## Task to complete
Extract the lines that carry the string "realizable" from the listing.

## Supplied data
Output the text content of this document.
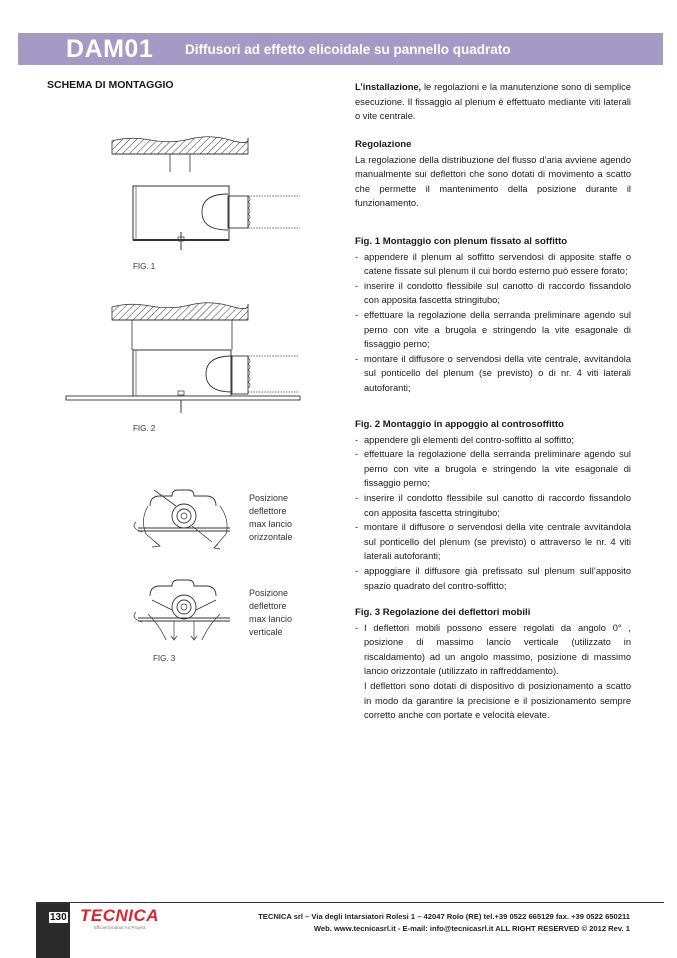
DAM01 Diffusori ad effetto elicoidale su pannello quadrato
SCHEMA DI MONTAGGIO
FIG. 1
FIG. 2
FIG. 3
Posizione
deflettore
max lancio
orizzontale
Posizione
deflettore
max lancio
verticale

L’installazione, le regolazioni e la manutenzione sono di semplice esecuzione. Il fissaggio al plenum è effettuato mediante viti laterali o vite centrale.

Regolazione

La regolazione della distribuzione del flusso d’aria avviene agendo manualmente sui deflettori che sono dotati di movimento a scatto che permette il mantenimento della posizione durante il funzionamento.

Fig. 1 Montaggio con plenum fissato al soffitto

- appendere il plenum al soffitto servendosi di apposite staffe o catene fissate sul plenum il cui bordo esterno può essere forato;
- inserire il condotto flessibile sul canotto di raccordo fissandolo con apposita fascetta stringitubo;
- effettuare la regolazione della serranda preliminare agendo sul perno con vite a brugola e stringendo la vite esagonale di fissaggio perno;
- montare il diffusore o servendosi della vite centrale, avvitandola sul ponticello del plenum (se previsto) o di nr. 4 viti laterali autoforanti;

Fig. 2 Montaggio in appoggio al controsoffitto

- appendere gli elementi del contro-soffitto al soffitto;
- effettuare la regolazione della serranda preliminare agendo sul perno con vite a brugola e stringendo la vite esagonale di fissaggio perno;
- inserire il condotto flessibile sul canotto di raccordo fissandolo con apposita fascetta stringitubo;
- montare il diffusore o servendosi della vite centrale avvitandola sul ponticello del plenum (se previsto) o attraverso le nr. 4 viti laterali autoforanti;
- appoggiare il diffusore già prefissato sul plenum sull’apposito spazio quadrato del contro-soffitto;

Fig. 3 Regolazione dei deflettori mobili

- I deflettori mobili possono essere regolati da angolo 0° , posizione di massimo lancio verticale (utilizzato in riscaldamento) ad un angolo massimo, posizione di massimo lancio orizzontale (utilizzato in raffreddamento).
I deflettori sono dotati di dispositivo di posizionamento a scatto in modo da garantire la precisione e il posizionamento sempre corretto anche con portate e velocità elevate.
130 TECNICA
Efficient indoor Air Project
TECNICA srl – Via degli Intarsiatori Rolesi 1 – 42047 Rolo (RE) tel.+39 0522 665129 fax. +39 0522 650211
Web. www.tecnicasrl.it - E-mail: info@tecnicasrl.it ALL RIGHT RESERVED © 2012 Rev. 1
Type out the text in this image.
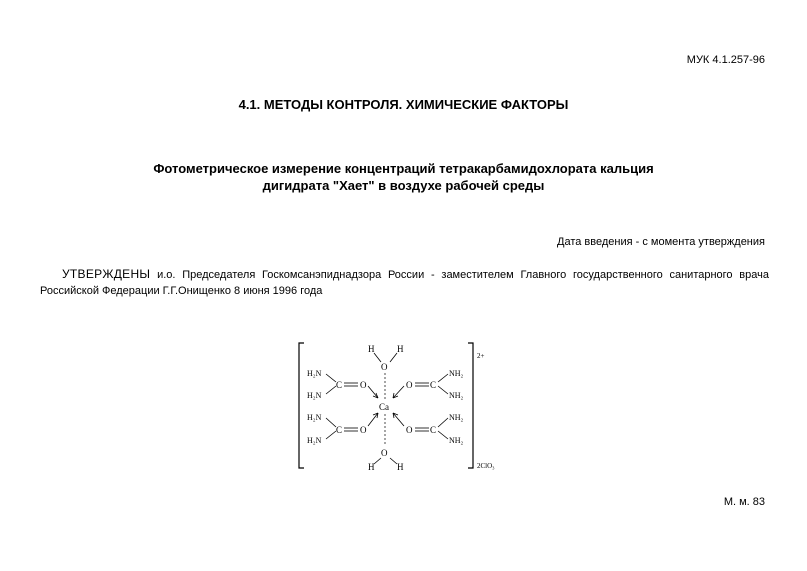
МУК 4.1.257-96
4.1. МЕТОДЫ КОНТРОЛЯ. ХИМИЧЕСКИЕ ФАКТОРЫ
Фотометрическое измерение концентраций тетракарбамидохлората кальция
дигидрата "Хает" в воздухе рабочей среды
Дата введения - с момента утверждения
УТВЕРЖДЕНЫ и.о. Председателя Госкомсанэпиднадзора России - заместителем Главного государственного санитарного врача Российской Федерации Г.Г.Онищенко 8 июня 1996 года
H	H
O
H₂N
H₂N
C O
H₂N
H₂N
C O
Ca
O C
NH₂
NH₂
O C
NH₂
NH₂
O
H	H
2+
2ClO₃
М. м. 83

...

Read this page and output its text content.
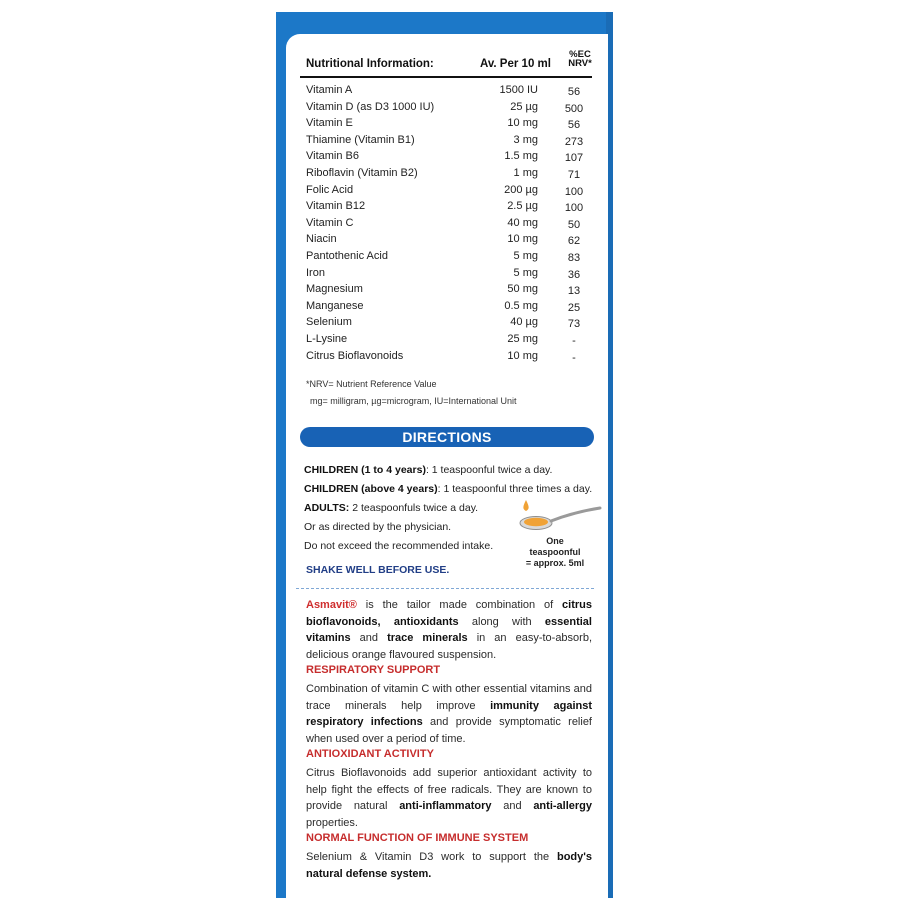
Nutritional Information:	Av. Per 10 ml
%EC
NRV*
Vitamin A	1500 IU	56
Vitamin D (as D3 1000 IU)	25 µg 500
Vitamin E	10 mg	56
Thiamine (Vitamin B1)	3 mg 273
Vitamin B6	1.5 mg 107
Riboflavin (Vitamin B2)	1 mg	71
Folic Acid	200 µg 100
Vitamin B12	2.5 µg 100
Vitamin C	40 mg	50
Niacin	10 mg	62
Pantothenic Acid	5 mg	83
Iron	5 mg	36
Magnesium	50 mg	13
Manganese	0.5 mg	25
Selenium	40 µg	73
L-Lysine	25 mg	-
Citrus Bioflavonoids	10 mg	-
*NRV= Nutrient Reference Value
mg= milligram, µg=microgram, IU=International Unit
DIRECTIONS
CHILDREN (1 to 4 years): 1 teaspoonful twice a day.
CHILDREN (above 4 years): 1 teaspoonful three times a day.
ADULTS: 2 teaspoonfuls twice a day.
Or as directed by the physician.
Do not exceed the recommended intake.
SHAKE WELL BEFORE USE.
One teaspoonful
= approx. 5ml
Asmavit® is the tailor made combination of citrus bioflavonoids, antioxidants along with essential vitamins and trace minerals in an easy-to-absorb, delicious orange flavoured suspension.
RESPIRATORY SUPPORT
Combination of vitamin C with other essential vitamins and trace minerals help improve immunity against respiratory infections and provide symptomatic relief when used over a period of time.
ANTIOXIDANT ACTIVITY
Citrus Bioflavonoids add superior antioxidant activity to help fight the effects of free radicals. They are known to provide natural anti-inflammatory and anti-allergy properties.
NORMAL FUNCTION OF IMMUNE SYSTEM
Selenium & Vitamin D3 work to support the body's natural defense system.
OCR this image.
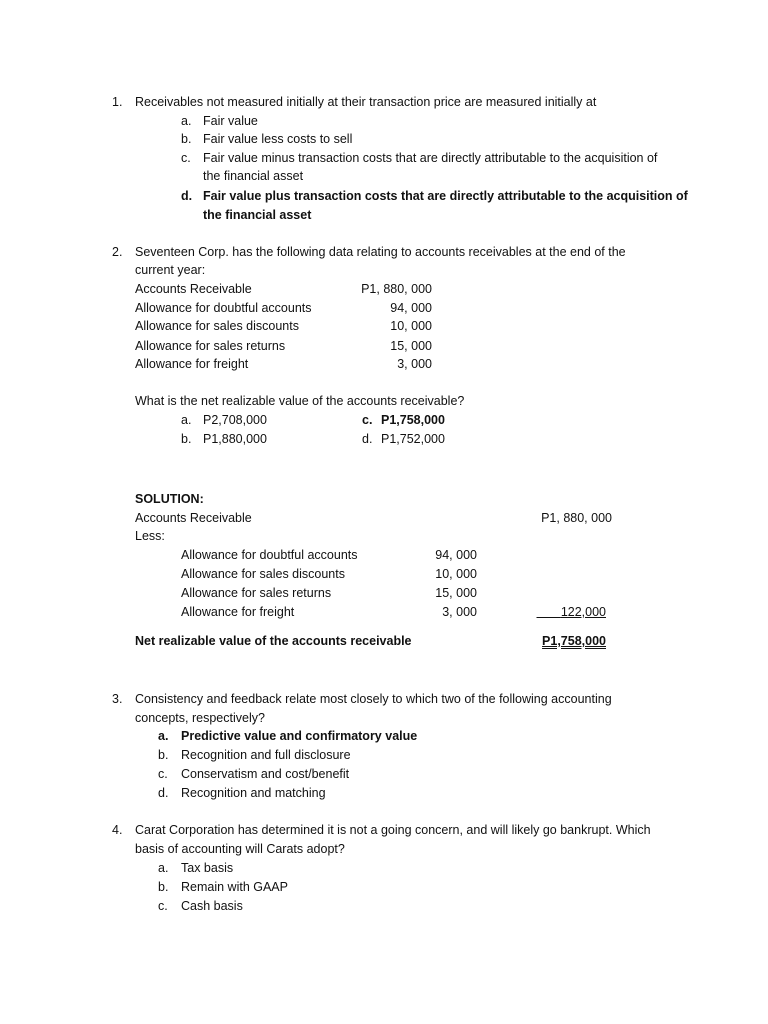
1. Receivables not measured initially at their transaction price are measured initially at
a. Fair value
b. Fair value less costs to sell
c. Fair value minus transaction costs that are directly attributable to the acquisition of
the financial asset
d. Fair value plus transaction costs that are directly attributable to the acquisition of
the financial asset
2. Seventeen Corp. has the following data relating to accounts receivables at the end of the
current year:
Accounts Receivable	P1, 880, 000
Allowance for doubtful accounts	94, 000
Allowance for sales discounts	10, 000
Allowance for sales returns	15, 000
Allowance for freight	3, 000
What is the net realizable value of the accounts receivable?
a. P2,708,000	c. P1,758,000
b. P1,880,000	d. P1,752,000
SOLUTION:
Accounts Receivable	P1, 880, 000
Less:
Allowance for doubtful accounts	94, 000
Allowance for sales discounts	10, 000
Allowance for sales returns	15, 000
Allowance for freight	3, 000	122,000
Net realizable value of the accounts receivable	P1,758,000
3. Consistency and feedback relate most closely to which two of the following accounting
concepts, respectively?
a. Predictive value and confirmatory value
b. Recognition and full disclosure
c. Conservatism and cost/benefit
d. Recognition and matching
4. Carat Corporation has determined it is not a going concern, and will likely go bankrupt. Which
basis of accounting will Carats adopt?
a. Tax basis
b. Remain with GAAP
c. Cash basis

## Task answer
What is the net realizable value of the accounts receivable?
Net realizable value of the accounts receivable	P1,758,000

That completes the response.